=== AIM OF THE EXERCISE ===
Work through the entries below and report how many lines include "book". The number alone is the answer.

=== MATERIALS PROVIDED ===

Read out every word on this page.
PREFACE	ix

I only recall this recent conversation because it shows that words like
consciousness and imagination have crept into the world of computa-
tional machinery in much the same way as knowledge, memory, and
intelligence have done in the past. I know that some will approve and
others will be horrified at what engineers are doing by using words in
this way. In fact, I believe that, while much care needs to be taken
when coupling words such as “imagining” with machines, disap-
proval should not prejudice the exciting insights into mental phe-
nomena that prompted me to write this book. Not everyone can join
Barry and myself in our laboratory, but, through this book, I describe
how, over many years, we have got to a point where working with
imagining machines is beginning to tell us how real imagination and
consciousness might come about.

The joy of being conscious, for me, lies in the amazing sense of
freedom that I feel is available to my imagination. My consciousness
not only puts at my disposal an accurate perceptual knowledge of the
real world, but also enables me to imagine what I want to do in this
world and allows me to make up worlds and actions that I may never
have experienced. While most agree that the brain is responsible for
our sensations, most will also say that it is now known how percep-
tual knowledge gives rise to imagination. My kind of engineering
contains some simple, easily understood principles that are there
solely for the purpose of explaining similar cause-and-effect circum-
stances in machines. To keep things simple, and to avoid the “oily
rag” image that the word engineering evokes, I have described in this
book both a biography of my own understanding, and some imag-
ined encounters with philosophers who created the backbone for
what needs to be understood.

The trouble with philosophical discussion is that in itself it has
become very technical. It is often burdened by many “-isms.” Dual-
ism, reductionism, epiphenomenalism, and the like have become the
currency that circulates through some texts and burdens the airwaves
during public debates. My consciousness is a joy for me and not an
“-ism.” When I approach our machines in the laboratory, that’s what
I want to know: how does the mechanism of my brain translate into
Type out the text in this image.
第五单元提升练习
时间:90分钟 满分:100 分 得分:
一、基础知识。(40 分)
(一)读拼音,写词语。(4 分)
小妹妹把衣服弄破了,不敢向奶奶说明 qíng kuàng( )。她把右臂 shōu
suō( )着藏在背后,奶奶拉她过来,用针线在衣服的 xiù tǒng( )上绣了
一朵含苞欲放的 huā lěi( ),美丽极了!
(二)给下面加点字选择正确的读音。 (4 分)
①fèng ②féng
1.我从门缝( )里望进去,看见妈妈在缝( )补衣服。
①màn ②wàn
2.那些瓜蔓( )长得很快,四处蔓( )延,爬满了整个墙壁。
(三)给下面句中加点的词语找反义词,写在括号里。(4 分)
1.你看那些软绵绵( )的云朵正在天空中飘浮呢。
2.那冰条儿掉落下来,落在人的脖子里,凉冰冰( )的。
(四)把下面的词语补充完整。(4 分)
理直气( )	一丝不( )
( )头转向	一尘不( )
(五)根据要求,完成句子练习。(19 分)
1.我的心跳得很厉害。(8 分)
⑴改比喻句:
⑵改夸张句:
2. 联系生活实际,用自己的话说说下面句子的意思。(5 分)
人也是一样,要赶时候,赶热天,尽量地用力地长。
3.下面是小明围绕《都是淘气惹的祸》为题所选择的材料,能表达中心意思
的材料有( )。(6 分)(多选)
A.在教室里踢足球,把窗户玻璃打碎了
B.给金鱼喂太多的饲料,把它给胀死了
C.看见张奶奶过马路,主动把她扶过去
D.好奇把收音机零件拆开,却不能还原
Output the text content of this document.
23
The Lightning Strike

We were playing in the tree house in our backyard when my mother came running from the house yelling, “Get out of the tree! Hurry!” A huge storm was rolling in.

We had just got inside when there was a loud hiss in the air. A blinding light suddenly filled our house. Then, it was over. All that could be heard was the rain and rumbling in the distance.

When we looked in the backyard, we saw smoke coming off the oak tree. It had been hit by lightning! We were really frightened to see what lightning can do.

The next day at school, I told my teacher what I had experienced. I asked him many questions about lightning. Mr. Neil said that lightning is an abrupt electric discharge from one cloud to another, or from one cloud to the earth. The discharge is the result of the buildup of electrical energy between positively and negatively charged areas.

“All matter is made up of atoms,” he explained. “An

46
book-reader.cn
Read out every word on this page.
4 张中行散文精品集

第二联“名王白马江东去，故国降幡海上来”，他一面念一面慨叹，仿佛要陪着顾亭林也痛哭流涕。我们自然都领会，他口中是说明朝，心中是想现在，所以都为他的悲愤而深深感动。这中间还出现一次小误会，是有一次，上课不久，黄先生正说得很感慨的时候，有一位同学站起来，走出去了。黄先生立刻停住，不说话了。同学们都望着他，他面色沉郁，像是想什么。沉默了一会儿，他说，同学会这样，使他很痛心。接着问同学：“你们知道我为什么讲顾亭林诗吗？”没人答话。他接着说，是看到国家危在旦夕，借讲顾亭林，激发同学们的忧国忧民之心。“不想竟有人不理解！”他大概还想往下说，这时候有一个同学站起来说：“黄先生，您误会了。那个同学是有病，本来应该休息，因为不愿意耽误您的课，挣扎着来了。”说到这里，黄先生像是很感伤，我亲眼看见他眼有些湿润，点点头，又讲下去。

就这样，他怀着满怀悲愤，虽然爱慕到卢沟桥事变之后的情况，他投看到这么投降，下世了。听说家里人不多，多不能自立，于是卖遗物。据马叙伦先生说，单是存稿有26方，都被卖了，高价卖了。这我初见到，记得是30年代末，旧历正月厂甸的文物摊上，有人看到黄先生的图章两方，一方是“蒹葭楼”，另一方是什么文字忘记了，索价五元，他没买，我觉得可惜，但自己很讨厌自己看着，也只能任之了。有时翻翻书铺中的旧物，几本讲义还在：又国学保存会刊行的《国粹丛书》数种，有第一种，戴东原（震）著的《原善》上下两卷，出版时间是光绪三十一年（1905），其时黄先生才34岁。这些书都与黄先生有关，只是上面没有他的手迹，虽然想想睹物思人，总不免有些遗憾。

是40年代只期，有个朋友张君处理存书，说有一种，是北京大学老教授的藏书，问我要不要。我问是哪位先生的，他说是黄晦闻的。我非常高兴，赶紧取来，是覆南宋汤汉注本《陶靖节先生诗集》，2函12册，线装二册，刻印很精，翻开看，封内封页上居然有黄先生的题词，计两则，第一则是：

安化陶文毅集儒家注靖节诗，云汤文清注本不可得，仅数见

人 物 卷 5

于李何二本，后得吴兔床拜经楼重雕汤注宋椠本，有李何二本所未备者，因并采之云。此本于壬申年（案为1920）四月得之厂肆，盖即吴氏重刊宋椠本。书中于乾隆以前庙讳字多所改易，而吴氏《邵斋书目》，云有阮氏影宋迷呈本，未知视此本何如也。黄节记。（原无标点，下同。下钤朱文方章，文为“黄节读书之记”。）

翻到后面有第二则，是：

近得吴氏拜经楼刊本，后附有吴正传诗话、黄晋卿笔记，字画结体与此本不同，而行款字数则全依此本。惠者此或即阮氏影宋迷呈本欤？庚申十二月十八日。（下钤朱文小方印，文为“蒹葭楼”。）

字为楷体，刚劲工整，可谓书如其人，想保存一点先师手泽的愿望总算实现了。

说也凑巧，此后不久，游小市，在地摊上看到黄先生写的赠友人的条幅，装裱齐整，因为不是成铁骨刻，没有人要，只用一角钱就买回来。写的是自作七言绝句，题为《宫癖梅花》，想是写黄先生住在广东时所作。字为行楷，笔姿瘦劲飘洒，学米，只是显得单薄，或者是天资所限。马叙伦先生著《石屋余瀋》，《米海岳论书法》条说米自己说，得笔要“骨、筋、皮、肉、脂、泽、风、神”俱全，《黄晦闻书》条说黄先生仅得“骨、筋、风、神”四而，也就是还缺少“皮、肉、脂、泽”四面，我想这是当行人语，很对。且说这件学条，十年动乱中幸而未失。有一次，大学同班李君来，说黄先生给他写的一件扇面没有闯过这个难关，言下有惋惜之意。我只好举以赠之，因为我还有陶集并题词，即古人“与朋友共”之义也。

=== OUTPUT FOR THIS TASK ===
4